## WHAT YOU WILL DO
Transcribe the entries that follow, word for word.

# Start of STORED RECORDS

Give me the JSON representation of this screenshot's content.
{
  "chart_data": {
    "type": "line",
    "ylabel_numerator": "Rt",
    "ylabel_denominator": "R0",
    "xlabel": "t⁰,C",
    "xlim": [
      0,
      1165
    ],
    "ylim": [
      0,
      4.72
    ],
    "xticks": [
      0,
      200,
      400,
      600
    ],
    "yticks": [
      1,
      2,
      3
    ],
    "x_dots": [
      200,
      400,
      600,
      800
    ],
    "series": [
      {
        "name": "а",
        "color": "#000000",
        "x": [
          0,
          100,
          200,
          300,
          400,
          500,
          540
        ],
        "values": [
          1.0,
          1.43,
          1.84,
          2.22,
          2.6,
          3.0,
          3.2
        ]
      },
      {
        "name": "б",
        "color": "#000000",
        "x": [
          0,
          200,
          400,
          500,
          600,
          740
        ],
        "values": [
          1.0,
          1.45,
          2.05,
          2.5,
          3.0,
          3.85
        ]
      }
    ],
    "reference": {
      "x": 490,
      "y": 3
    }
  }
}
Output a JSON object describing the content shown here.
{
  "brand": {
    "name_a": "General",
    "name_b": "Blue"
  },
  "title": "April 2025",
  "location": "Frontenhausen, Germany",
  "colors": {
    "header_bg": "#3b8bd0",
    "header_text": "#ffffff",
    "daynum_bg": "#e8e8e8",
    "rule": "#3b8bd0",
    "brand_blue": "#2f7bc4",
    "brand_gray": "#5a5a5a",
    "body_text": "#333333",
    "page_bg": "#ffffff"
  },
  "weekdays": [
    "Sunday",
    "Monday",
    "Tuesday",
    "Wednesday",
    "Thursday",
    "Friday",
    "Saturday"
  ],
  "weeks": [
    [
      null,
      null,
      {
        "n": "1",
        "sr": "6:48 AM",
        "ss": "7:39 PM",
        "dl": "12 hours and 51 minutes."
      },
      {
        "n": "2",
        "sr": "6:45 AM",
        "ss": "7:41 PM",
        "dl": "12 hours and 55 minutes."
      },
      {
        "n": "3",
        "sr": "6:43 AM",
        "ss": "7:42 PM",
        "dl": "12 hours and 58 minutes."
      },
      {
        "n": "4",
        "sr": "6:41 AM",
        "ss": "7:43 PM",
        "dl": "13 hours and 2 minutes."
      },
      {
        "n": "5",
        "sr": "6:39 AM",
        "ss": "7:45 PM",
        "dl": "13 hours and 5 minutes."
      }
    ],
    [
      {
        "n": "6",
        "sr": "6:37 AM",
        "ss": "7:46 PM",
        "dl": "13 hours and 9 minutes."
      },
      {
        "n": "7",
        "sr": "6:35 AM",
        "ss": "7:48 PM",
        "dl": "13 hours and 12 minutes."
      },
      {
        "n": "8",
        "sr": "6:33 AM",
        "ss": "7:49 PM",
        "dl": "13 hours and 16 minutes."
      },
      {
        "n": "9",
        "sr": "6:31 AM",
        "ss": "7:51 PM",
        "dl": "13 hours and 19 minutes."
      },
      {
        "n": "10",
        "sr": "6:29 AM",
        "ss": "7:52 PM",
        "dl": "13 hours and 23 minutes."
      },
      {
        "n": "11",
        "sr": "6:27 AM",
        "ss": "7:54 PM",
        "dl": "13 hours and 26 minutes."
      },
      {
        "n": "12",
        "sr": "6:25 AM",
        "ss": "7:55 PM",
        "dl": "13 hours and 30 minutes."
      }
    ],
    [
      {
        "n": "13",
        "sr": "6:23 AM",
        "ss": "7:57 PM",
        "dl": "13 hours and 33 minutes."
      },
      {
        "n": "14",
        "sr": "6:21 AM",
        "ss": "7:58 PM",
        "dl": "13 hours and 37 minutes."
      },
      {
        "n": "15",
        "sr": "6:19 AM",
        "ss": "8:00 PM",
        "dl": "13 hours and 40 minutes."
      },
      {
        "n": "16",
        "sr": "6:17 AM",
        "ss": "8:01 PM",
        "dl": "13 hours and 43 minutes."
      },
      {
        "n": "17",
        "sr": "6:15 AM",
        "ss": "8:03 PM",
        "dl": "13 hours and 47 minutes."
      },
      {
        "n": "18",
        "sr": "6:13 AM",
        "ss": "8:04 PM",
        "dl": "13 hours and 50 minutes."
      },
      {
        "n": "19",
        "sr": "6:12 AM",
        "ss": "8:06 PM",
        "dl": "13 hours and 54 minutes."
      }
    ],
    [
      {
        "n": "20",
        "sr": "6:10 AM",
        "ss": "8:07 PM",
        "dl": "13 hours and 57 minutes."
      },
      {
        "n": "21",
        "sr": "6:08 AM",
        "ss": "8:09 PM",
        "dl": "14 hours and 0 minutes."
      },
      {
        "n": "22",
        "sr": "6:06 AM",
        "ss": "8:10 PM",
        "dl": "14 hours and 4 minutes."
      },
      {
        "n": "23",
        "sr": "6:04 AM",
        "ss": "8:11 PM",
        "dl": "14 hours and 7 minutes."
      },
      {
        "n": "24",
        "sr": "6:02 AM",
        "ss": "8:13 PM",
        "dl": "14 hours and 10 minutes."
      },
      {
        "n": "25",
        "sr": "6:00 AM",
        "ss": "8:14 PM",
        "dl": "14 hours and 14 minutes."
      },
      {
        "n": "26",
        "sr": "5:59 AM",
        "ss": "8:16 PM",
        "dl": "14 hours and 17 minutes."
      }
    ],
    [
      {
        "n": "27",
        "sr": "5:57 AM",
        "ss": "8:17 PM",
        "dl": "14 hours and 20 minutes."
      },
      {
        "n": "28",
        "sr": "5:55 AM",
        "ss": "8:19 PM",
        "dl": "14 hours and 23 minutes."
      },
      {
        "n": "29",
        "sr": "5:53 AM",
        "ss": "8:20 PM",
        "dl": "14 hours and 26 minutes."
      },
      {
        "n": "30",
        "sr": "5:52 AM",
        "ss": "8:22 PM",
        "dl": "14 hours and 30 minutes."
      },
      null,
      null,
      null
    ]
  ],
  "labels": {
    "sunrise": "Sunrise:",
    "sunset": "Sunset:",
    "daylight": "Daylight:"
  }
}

# End of STORED RECORDS

## RESPONSE TO THE TASK
Give me the JSON representation of this screenshot's content.
{
  "chart_data": {
    "type": "line",
    "ylabel_numerator": "Rt",
    "ylabel_denominator": "R0",
    "xlabel": "t⁰,C",
    "xlim": [
      0,
      1165
    ],
    "ylim": [
      0,
      4.72
    ],
    "xticks": [
      0,
      200,
      400,
      600
    ],
    "yticks": [
      1,
      2,
      3
    ],
    "x_dots": [
      200,
      400,
      600,
      800
    ],
    "series": [
      {
        "name": "а",
        "color": "#000000",
        "x": [
          0,
          100,
          200,
          300,
          400,
          500,
          540
        ],
        "values": [
          1.0,
          1.43,
          1.84,
          2.22,
          2.6,
          3.0,
          3.2
        ]
      },
      {
        "name": "б",
        "color": "#000000",
        "x": [
          0,
          200,
          400,
          500,
          600,
          740
        ],
        "values": [
          1.0,
          1.45,
          2.05,
          2.5,
          3.0,
          3.85
        ]
      }
    ],
    "reference": {
      "x": 490,
      "y": 3
    }
  }
}
Output a JSON object describing the content shown here.
{
  "brand": {
    "name_a": "General",
    "name_b": "Blue"
  },
  "title": "April 2025",
  "location": "Frontenhausen, Germany",
  "colors": {
    "header_bg": "#3b8bd0",
    "header_text": "#ffffff",
    "daynum_bg": "#e8e8e8",
    "rule": "#3b8bd0",
    "brand_blue": "#2f7bc4",
    "brand_gray": "#5a5a5a",
    "body_text": "#333333",
    "page_bg": "#ffffff"
  },
  "weekdays": [
    "Sunday",
    "Monday",
    "Tuesday",
    "Wednesday",
    "Thursday",
    "Friday",
    "Saturday"
  ],
  "weeks": [
    [
      null,
      null,
      {
        "n": "1",
        "sr": "6:48 AM",
        "ss": "7:39 PM",
        "dl": "12 hours and 51 minutes."
      },
      {
        "n": "2",
        "sr": "6:45 AM",
        "ss": "7:41 PM",
        "dl": "12 hours and 55 minutes."
      },
      {
        "n": "3",
        "sr": "6:43 AM",
        "ss": "7:42 PM",
        "dl": "12 hours and 58 minutes."
      },
      {
        "n": "4",
        "sr": "6:41 AM",
        "ss": "7:43 PM",
        "dl": "13 hours and 2 minutes."
      },
      {
        "n": "5",
        "sr": "6:39 AM",
        "ss": "7:45 PM",
        "dl": "13 hours and 5 minutes."
      }
    ],
    [
      {
        "n": "6",
        "sr": "6:37 AM",
        "ss": "7:46 PM",
        "dl": "13 hours and 9 minutes."
      },
      {
        "n": "7",
        "sr": "6:35 AM",
        "ss": "7:48 PM",
        "dl": "13 hours and 12 minutes."
      },
      {
        "n": "8",
        "sr": "6:33 AM",
        "ss": "7:49 PM",
        "dl": "13 hours and 16 minutes."
      },
      {
        "n": "9",
        "sr": "6:31 AM",
        "ss": "7:51 PM",
        "dl": "13 hours and 19 minutes."
      },
      {
        "n": "10",
        "sr": "6:29 AM",
        "ss": "7:52 PM",
        "dl": "13 hours and 23 minutes."
      },
      {
        "n": "11",
        "sr": "6:27 AM",
        "ss": "7:54 PM",
        "dl": "13 hours and 26 minutes."
      },
      {
        "n": "12",
        "sr": "6:25 AM",
        "ss": "7:55 PM",
        "dl": "13 hours and 30 minutes."
      }
    ],
    [
      {
        "n": "13",
        "sr": "6:23 AM",
        "ss": "7:57 PM",
        "dl": "13 hours and 33 minutes."
      },
      {
        "n": "14",
        "sr": "6:21 AM",
        "ss": "7:58 PM",
        "dl": "13 hours and 37 minutes."
      },
      {
        "n": "15",
        "sr": "6:19 AM",
        "ss": "8:00 PM",
        "dl": "13 hours and 40 minutes."
      },
      {
        "n": "16",
        "sr": "6:17 AM",
        "ss": "8:01 PM",
        "dl": "13 hours and 43 minutes."
      },
      {
        "n": "17",
        "sr": "6:15 AM",
        "ss": "8:03 PM",
        "dl": "13 hours and 47 minutes."
      },
      {
        "n": "18",
        "sr": "6:13 AM",
        "ss": "8:04 PM",
        "dl": "13 hours and 50 minutes."
      },
      {
        "n": "19",
        "sr": "6:12 AM",
        "ss": "8:06 PM",
        "dl": "13 hours and 54 minutes."
      }
    ],
    [
      {
        "n": "20",
        "sr": "6:10 AM",
        "ss": "8:07 PM",
        "dl": "13 hours and 57 minutes."
      },
      {
        "n": "21",
        "sr": "6:08 AM",
        "ss": "8:09 PM",
        "dl": "14 hours and 0 minutes."
      },
      {
        "n": "22",
        "sr": "6:06 AM",
        "ss": "8:10 PM",
        "dl": "14 hours and 4 minutes."
      },
      {
        "n": "23",
        "sr": "6:04 AM",
        "ss": "8:11 PM",
        "dl": "14 hours and 7 minutes."
      },
      {
        "n": "24",
        "sr": "6:02 AM",
        "ss": "8:13 PM",
        "dl": "14 hours and 10 minutes."
      },
      {
        "n": "25",
        "sr": "6:00 AM",
        "ss": "8:14 PM",
        "dl": "14 hours and 14 minutes."
      },
      {
        "n": "26",
        "sr": "5:59 AM",
        "ss": "8:16 PM",
        "dl": "14 hours and 17 minutes."
      }
    ],
    [
      {
        "n": "27",
        "sr": "5:57 AM",
        "ss": "8:17 PM",
        "dl": "14 hours and 20 minutes."
      },
      {
        "n": "28",
        "sr": "5:55 AM",
        "ss": "8:19 PM",
        "dl": "14 hours and 23 minutes."
      },
      {
        "n": "29",
        "sr": "5:53 AM",
        "ss": "8:20 PM",
        "dl": "14 hours and 26 minutes."
      },
      {
        "n": "30",
        "sr": "5:52 AM",
        "ss": "8:22 PM",
        "dl": "14 hours and 30 minutes."
      },
      null,
      null,
      null
    ]
  ],
  "labels": {
    "sunrise": "Sunrise:",
    "sunset": "Sunset:",
    "daylight": "Daylight:"
  }
}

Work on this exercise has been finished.